§ PROVIDED DATA
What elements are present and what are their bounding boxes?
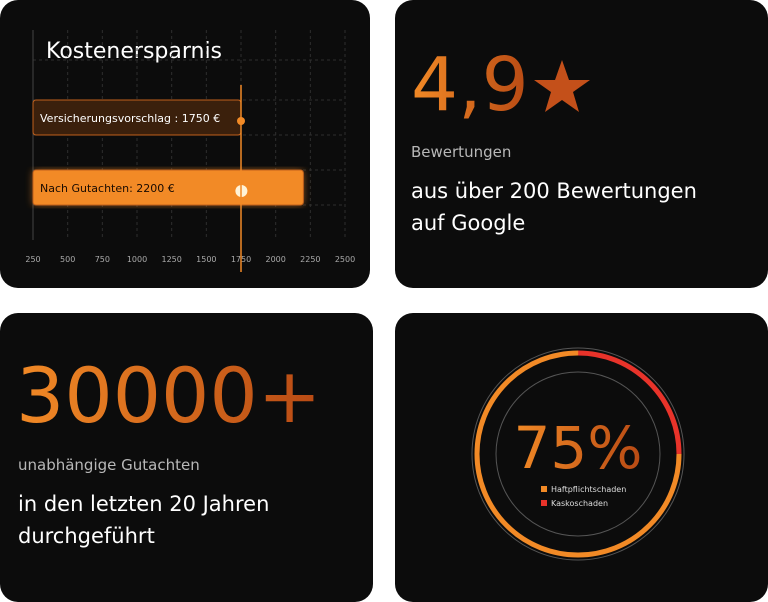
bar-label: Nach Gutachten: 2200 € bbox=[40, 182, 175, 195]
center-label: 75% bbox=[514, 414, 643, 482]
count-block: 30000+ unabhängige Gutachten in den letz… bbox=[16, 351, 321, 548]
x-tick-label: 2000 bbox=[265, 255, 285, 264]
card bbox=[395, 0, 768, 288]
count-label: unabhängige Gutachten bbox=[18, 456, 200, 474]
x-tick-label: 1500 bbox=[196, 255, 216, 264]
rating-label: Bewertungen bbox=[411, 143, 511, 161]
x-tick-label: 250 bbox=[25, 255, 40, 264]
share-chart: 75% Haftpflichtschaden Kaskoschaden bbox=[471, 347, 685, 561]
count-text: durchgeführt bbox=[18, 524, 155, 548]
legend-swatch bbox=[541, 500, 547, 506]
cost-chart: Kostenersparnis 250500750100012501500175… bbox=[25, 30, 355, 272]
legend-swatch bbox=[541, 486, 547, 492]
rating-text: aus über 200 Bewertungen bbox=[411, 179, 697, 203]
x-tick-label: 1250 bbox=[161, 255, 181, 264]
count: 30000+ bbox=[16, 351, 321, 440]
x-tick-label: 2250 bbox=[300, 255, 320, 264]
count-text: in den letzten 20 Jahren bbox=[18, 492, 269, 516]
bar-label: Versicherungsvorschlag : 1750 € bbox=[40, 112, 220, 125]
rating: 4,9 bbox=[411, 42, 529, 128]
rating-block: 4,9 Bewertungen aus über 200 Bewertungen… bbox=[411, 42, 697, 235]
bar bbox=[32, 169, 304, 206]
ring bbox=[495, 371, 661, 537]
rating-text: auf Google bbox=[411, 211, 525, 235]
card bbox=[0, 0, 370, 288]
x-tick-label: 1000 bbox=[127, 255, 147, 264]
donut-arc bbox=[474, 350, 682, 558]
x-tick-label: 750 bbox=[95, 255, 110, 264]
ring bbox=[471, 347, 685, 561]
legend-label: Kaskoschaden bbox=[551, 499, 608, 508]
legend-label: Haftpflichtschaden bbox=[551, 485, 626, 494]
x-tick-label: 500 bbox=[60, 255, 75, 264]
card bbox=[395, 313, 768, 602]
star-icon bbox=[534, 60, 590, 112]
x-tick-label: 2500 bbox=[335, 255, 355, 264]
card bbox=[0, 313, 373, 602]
==
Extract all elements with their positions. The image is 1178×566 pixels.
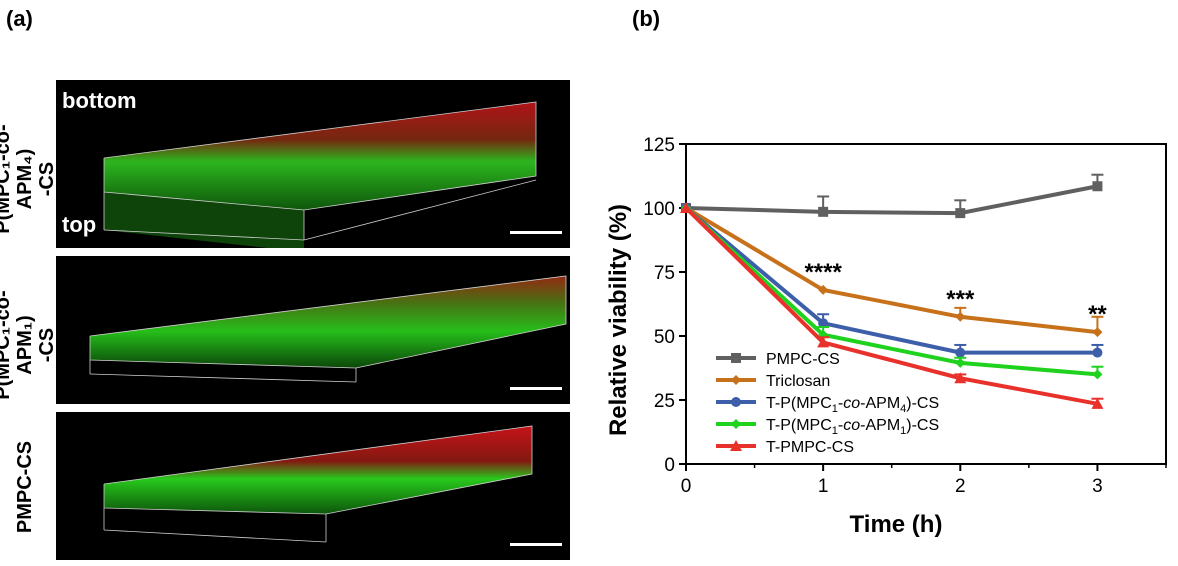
* * *
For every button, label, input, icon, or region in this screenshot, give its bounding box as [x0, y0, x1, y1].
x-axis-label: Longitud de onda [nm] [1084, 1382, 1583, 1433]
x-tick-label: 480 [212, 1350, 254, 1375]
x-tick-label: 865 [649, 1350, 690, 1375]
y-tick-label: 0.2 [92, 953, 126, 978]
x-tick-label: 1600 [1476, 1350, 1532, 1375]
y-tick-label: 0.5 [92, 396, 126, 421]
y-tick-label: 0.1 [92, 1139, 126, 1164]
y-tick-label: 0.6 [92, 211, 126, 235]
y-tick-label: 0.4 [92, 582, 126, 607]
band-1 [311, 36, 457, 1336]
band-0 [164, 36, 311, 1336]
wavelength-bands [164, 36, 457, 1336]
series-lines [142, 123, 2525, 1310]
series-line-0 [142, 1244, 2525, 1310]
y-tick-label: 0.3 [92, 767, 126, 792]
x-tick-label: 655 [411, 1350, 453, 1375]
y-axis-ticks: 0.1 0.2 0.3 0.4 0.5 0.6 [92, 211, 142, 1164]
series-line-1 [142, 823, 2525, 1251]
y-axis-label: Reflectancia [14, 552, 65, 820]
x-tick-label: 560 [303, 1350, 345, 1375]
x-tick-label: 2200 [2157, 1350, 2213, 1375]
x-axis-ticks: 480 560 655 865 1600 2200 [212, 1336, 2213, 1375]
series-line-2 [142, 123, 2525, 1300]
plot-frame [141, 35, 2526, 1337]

§ WHAT TO WORK ON
Identify every line in the records above that contains the string "icon", and copy each such line in full.

§ WORKED ANSWER
star-icon bbox=[534, 60, 590, 112]
For every button, label, input, icon, or region in this screenshot, give its bounding box as [x0, y0, x1, y1].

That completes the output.